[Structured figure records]
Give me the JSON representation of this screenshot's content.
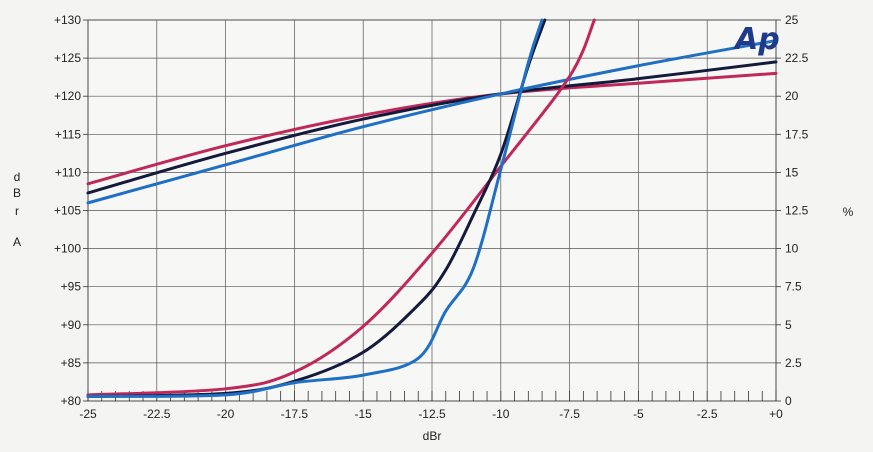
{
  "chart_data": {
    "type": "line",
    "title": "",
    "xlabel": "dBr",
    "ylabel_left_letters": [
      "d",
      "B",
      "r",
      "A"
    ],
    "ylabel_right": "%",
    "logo": "Ap",
    "xlim": [
      -25,
      0
    ],
    "ylim_left": [
      80,
      130
    ],
    "ylim_right": [
      0,
      25
    ],
    "x_ticks": [
      -25,
      -22.5,
      -20,
      -17.5,
      -15,
      -12.5,
      -10,
      -7.5,
      -5,
      -2.5,
      0
    ],
    "x_tick_labels": [
      "-25",
      "-22.5",
      "-20",
      "-17.5",
      "-15",
      "-12.5",
      "-10",
      "-7.5",
      "-5",
      "-2.5",
      "+0"
    ],
    "y_left_ticks": [
      80,
      85,
      90,
      95,
      100,
      105,
      110,
      115,
      120,
      125,
      130
    ],
    "y_left_tick_labels": [
      "+80",
      "+85",
      "+90",
      "+95",
      "+100",
      "+105",
      "+110",
      "+115",
      "+120",
      "+125",
      "+130"
    ],
    "y_right_ticks": [
      0,
      2.5,
      5,
      7.5,
      10,
      12.5,
      15,
      17.5,
      20,
      22.5,
      25
    ],
    "y_right_tick_labels": [
      "0",
      "2.5",
      "5",
      "7.5",
      "10",
      "12.5",
      "15",
      "17.5",
      "20",
      "22.5",
      "25"
    ],
    "grid": true,
    "series": [
      {
        "axis": "left",
        "color": "#c0285a",
        "x": [
          -25,
          -20,
          -15,
          -10,
          -5,
          0
        ],
        "y": [
          108.5,
          113.5,
          117.5,
          120.3,
          121.7,
          123
        ]
      },
      {
        "axis": "left",
        "color": "#141a3c",
        "x": [
          -25,
          -20,
          -15,
          -10,
          -5,
          0
        ],
        "y": [
          107.3,
          112.5,
          117,
          120.3,
          122.3,
          124.5
        ]
      },
      {
        "axis": "left",
        "color": "#1f6fc4",
        "x": [
          -25,
          -20,
          -15,
          -10,
          -5,
          0
        ],
        "y": [
          106,
          111,
          116,
          120.3,
          124,
          127.3
        ]
      },
      {
        "axis": "right",
        "color": "#c0285a",
        "x": [
          -25,
          -20,
          -17.5,
          -15,
          -12.5,
          -10,
          -7.5,
          -6.6
        ],
        "y": [
          0.4,
          0.8,
          1.9,
          4.9,
          9.7,
          15.4,
          21.3,
          25
        ]
      },
      {
        "axis": "right",
        "color": "#141a3c",
        "x": [
          -25,
          -20,
          -17.5,
          -15,
          -13,
          -12,
          -11,
          -10,
          -9,
          -8.4
        ],
        "y": [
          0.3,
          0.5,
          1.3,
          3.2,
          6.3,
          8.6,
          12.2,
          16.2,
          22.0,
          25
        ]
      },
      {
        "axis": "right",
        "color": "#1f6fc4",
        "x": [
          -25,
          -20,
          -17.5,
          -15,
          -13,
          -12,
          -11,
          -10,
          -9,
          -8.5
        ],
        "y": [
          0.3,
          0.4,
          1.2,
          1.7,
          2.8,
          5.9,
          8.7,
          15.2,
          22.2,
          25
        ]
      }
    ]
  }
}
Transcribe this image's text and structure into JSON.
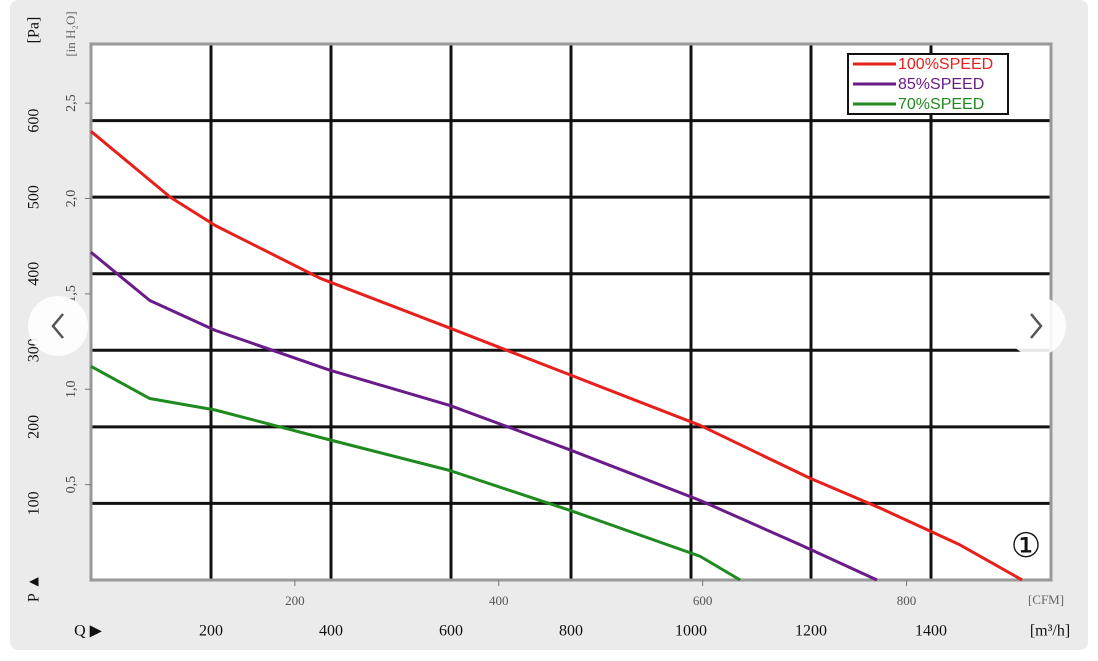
{
  "chart_data": {
    "type": "line",
    "y_label": "[Pa]",
    "y2_label": "[in H₂O]",
    "x_label": "[m³/h]",
    "x2_label": "[CFM]",
    "p_label": "P ▲",
    "q_label": "Q ▶",
    "annotation": "①",
    "xlim": [
      0,
      1600
    ],
    "xticks": [
      200,
      400,
      600,
      800,
      1000,
      1200,
      1400
    ],
    "ylim": [
      0,
      700
    ],
    "yticks": [
      100,
      200,
      300,
      400,
      500,
      600
    ],
    "x2lim": [
      0,
      941.7
    ],
    "x2ticks": [
      200,
      400,
      600,
      800
    ],
    "y2lim": [
      0,
      2.81
    ],
    "y2ticks": [
      {
        "value": 0.5,
        "label": "0,5"
      },
      {
        "value": 1.0,
        "label": "1,0"
      },
      {
        "value": 1.5,
        "label": "1,5"
      },
      {
        "value": 2.0,
        "label": "2,0"
      },
      {
        "value": 2.5,
        "label": "2,5"
      }
    ],
    "grid": true,
    "legend": "top-right",
    "series": [
      {
        "name": "100%SPEED",
        "color": "#e8201c",
        "x": [
          0,
          132,
          207,
          382,
          598,
          798,
          1015,
          1198,
          1315,
          1448,
          1552
        ],
        "values": [
          586,
          500,
          463,
          394,
          329,
          268,
          202,
          133,
          94,
          46,
          0
        ]
      },
      {
        "name": "85%SPEED",
        "color": "#6a1b8a",
        "x": [
          0,
          98,
          207,
          398,
          598,
          798,
          1015,
          1182,
          1310
        ],
        "values": [
          428,
          365,
          326,
          274,
          228,
          170,
          104,
          46,
          0
        ]
      },
      {
        "name": "70%SPEED",
        "color": "#1f8a1f",
        "x": [
          0,
          98,
          207,
          398,
          598,
          798,
          1015,
          1082
        ],
        "values": [
          279,
          237,
          222,
          183,
          143,
          91,
          31,
          0
        ]
      }
    ]
  }
}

### WHAT THIS TASK INVOLVES
Restate the whole of the material word for word without the pictures.

### SOLUTION TO THE PROBLEM
Give me the JSON representation of this screenshot's content.
{
  "chart_data": {
    "type": "line",
    "title": "",
    "xlabel": "dBr",
    "ylabel_left_letters": [
      "d",
      "B",
      "r",
      "A"
    ],
    "ylabel_right": "%",
    "logo": "Ap",
    "xlim": [
      -25,
      0
    ],
    "ylim_left": [
      80,
      130
    ],
    "ylim_right": [
      0,
      25
    ],
    "x_ticks": [
      -25,
      -22.5,
      -20,
      -17.5,
      -15,
      -12.5,
      -10,
      -7.5,
      -5,
      -2.5,
      0
    ],
    "x_tick_labels": [
      "-25",
      "-22.5",
      "-20",
      "-17.5",
      "-15",
      "-12.5",
      "-10",
      "-7.5",
      "-5",
      "-2.5",
      "+0"
    ],
    "y_left_ticks": [
      80,
      85,
      90,
      95,
      100,
      105,
      110,
      115,
      120,
      125,
      130
    ],
    "y_left_tick_labels": [
      "+80",
      "+85",
      "+90",
      "+95",
      "+100",
      "+105",
      "+110",
      "+115",
      "+120",
      "+125",
      "+130"
    ],
    "y_right_ticks": [
      0,
      2.5,
      5,
      7.5,
      10,
      12.5,
      15,
      17.5,
      20,
      22.5,
      25
    ],
    "y_right_tick_labels": [
      "0",
      "2.5",
      "5",
      "7.5",
      "10",
      "12.5",
      "15",
      "17.5",
      "20",
      "22.5",
      "25"
    ],
    "grid": true,
    "series": [
      {
        "axis": "left",
        "color": "#c0285a",
        "x": [
          -25,
          -20,
          -15,
          -10,
          -5,
          0
        ],
        "y": [
          108.5,
          113.5,
          117.5,
          120.3,
          121.7,
          123
        ]
      },
      {
        "axis": "left",
        "color": "#141a3c",
        "x": [
          -25,
          -20,
          -15,
          -10,
          -5,
          0
        ],
        "y": [
          107.3,
          112.5,
          117,
          120.3,
          122.3,
          124.5
        ]
      },
      {
        "axis": "left",
        "color": "#1f6fc4",
        "x": [
          -25,
          -20,
          -15,
          -10,
          -5,
          0
        ],
        "y": [
          106,
          111,
          116,
          120.3,
          124,
          127.3
        ]
      },
      {
        "axis": "right",
        "color": "#c0285a",
        "x": [
          -25,
          -20,
          -17.5,
          -15,
          -12.5,
          -10,
          -7.5,
          -6.6
        ],
        "y": [
          0.4,
          0.8,
          1.9,
          4.9,
          9.7,
          15.4,
          21.3,
          25
        ]
      },
      {
        "axis": "right",
        "color": "#141a3c",
        "x": [
          -25,
          -20,
          -17.5,
          -15,
          -13,
          -12,
          -11,
          -10,
          -9,
          -8.4
        ],
        "y": [
          0.3,
          0.5,
          1.3,
          3.2,
          6.3,
          8.6,
          12.2,
          16.2,
          22.0,
          25
        ]
      },
      {
        "axis": "right",
        "color": "#1f6fc4",
        "x": [
          -25,
          -20,
          -17.5,
          -15,
          -13,
          -12,
          -11,
          -10,
          -9,
          -8.5
        ],
        "y": [
          0.3,
          0.4,
          1.2,
          1.7,
          2.8,
          5.9,
          8.7,
          15.2,
          22.2,
          25
        ]
      }
    ]
  }
}
Transcribe this image's text and structure into JSON.
{
  "chart_data": {
    "type": "line",
    "y_label": "[Pa]",
    "y2_label": "[in H₂O]",
    "x_label": "[m³/h]",
    "x2_label": "[CFM]",
    "p_label": "P ▲",
    "q_label": "Q ▶",
    "annotation": "①",
    "xlim": [
      0,
      1600
    ],
    "xticks": [
      200,
      400,
      600,
      800,
      1000,
      1200,
      1400
    ],
    "ylim": [
      0,
      700
    ],
    "yticks": [
      100,
      200,
      300,
      400,
      500,
      600
    ],
    "x2lim": [
      0,
      941.7
    ],
    "x2ticks": [
      200,
      400,
      600,
      800
    ],
    "y2lim": [
      0,
      2.81
    ],
    "y2ticks": [
      {
        "value": 0.5,
        "label": "0,5"
      },
      {
        "value": 1.0,
        "label": "1,0"
      },
      {
        "value": 1.5,
        "label": "1,5"
      },
      {
        "value": 2.0,
        "label": "2,0"
      },
      {
        "value": 2.5,
        "label": "2,5"
      }
    ],
    "grid": true,
    "legend": "top-right",
    "series": [
      {
        "name": "100%SPEED",
        "color": "#e8201c",
        "x": [
          0,
          132,
          207,
          382,
          598,
          798,
          1015,
          1198,
          1315,
          1448,
          1552
        ],
        "values": [
          586,
          500,
          463,
          394,
          329,
          268,
          202,
          133,
          94,
          46,
          0
        ]
      },
      {
        "name": "85%SPEED",
        "color": "#6a1b8a",
        "x": [
          0,
          98,
          207,
          398,
          598,
          798,
          1015,
          1182,
          1310
        ],
        "values": [
          428,
          365,
          326,
          274,
          228,
          170,
          104,
          46,
          0
        ]
      },
      {
        "name": "70%SPEED",
        "color": "#1f8a1f",
        "x": [
          0,
          98,
          207,
          398,
          598,
          798,
          1015,
          1082
        ],
        "values": [
          279,
          237,
          222,
          183,
          143,
          91,
          31,
          0
        ]
      }
    ]
  }
}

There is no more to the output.